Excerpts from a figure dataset
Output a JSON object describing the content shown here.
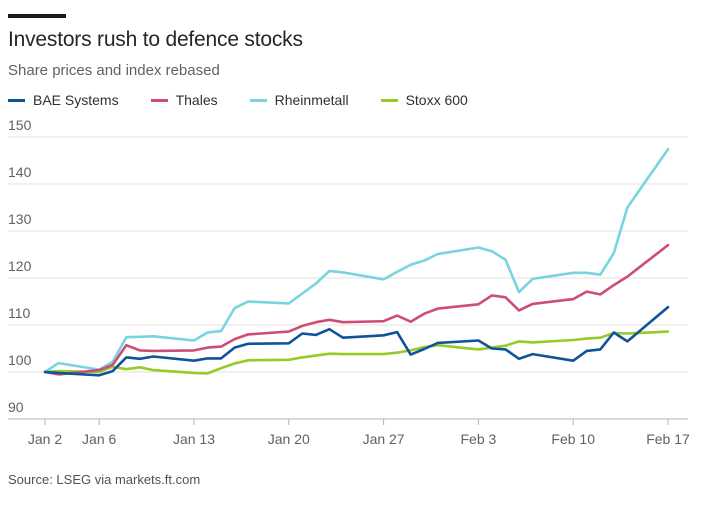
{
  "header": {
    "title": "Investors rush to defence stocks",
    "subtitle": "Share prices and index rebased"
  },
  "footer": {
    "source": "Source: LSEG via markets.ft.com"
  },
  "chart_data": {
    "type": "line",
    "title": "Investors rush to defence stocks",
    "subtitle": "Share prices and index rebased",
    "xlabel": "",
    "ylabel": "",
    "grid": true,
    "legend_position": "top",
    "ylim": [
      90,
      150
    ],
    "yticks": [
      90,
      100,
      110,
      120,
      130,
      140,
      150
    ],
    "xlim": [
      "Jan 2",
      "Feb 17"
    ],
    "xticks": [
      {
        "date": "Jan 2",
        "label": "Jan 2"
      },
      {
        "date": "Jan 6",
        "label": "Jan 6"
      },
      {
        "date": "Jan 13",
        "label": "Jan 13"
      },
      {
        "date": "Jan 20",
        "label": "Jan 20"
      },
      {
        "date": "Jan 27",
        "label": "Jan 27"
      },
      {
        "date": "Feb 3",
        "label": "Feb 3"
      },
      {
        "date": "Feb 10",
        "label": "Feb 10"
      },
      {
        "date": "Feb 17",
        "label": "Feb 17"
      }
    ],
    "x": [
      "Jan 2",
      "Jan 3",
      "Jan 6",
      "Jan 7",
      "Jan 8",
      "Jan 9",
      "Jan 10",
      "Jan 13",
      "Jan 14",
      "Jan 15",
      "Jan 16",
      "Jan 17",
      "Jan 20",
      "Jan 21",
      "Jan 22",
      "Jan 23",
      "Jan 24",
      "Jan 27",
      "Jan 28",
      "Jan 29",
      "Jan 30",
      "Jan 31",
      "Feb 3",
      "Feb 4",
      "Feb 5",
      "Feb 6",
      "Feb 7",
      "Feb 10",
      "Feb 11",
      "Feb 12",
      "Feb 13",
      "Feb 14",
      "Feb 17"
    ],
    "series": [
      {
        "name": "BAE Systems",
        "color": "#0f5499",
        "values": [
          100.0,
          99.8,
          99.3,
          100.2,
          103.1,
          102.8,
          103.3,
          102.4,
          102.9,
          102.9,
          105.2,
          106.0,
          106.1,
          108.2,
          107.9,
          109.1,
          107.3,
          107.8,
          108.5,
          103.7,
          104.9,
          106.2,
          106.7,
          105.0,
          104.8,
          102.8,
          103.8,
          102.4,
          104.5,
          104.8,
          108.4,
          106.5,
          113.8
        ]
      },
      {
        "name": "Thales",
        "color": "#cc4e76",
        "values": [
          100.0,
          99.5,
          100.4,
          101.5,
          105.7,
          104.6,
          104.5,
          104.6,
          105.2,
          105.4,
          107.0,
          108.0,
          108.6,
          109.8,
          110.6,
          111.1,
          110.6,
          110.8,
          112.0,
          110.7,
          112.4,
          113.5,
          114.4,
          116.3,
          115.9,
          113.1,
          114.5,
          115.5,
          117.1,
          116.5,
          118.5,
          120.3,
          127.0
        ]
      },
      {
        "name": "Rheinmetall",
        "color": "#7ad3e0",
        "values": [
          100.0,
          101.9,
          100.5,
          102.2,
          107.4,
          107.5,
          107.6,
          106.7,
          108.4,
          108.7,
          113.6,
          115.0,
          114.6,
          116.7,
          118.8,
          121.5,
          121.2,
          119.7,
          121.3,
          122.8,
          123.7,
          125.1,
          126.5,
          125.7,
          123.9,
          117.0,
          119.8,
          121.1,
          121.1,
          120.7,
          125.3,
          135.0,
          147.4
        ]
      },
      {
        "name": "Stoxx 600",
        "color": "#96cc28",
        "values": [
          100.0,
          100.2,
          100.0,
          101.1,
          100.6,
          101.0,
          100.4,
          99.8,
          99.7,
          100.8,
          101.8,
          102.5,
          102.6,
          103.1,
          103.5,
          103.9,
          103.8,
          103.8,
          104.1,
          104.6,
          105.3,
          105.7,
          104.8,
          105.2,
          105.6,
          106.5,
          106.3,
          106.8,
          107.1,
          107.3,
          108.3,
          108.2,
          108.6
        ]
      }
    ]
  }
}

#### [WRITTEN EXERCISE]
Track down every line of the material containing the string "color", and copy it.

#### [COMPLETED TASK]
        "color": "#0f5499",
        "color": "#cc4e76",
        "color": "#7ad3e0",
        "color": "#96cc28",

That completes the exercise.